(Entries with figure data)
---+---

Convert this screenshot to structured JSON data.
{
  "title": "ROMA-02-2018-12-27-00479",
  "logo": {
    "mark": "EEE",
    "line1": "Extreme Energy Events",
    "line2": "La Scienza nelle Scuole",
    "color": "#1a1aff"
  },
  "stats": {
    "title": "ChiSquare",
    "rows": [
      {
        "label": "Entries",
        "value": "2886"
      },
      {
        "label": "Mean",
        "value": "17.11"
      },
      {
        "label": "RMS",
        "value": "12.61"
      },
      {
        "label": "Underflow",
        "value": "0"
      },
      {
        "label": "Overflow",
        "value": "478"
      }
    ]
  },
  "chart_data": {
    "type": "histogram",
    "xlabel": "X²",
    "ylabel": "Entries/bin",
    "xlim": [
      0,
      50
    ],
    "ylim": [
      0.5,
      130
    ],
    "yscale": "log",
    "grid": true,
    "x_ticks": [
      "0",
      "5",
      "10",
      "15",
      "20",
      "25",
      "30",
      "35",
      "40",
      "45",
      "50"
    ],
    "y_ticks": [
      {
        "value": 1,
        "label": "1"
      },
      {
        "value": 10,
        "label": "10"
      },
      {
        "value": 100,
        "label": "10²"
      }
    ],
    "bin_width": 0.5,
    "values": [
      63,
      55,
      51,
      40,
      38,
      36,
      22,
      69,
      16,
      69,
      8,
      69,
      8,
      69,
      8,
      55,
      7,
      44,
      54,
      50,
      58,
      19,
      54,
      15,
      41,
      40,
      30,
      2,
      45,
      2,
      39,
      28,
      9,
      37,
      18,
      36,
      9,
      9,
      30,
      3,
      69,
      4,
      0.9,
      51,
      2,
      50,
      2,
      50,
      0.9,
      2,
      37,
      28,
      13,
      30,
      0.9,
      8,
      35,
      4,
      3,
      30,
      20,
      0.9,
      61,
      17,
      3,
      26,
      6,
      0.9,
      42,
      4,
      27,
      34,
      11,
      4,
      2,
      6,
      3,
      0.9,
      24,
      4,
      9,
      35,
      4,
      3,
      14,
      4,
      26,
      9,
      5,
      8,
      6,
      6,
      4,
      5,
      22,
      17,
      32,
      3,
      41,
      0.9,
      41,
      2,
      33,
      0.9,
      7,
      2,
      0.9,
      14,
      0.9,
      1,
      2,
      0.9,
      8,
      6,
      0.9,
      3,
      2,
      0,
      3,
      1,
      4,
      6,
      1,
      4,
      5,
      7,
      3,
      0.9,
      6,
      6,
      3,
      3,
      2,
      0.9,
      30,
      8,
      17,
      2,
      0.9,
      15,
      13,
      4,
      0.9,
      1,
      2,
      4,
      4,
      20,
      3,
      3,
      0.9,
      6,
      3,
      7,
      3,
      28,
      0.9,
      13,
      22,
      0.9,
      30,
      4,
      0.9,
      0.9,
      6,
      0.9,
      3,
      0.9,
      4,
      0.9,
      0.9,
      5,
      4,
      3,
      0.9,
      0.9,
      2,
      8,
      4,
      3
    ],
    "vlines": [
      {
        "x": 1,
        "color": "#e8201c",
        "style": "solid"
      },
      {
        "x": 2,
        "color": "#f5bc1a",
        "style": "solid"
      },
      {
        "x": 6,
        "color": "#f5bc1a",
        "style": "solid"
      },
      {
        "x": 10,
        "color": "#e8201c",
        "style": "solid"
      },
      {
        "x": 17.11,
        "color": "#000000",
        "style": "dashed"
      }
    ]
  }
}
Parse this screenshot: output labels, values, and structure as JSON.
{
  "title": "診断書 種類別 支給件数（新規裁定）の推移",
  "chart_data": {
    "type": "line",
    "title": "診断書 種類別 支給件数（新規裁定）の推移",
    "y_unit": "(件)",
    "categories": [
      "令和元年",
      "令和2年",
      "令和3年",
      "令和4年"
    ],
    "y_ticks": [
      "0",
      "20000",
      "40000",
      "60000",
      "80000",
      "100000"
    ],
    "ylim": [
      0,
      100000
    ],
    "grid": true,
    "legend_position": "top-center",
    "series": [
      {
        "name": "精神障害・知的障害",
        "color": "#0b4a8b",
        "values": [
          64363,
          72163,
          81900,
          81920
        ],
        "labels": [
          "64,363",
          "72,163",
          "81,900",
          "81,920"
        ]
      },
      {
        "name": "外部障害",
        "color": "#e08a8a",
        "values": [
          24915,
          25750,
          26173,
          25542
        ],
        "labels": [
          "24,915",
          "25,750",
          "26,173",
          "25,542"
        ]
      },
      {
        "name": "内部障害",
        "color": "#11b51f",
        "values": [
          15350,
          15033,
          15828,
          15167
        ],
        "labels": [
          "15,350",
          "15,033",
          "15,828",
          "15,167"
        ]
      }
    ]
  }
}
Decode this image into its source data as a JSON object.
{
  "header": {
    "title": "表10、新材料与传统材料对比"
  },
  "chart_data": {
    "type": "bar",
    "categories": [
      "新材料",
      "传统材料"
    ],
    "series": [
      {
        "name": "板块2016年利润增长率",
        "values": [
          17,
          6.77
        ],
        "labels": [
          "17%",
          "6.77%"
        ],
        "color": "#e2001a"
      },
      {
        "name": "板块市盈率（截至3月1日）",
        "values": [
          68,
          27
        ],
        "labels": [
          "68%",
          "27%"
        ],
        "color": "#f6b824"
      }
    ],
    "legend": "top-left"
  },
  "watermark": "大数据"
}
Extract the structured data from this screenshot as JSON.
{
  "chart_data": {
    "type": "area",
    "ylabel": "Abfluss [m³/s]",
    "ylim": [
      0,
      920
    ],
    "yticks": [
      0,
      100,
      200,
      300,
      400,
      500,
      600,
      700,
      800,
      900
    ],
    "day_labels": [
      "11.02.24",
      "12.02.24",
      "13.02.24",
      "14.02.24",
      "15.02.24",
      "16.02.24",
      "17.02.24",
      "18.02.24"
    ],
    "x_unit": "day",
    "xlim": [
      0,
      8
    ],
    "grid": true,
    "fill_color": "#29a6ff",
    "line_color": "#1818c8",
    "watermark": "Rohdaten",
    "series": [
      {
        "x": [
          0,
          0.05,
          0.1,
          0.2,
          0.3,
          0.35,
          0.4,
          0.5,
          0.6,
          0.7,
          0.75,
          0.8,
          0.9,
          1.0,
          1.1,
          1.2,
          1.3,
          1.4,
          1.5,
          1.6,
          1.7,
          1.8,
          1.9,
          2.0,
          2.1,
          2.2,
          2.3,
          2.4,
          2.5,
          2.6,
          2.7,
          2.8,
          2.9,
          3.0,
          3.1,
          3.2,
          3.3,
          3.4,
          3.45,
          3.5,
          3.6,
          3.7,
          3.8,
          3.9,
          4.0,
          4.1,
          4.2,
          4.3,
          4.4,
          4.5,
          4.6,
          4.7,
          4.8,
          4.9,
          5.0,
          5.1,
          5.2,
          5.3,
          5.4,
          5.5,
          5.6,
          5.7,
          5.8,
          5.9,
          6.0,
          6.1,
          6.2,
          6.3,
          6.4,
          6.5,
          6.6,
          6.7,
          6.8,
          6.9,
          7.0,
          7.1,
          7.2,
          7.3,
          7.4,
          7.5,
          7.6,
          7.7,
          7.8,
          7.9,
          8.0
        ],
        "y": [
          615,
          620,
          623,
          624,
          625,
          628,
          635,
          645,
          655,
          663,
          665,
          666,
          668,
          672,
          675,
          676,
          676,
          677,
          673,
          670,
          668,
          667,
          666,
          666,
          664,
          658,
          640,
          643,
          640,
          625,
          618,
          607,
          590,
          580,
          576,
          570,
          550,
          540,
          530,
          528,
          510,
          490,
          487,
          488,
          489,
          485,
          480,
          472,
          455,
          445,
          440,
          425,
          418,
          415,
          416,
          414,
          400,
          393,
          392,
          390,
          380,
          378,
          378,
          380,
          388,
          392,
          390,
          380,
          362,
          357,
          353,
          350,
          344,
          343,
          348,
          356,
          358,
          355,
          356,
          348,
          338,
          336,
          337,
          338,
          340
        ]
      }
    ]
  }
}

---+---

*SET EXERCISE*.
Tell how many lines of the data above hold the string "支給件数". Give only the number.

*RESULT BELOW*.
2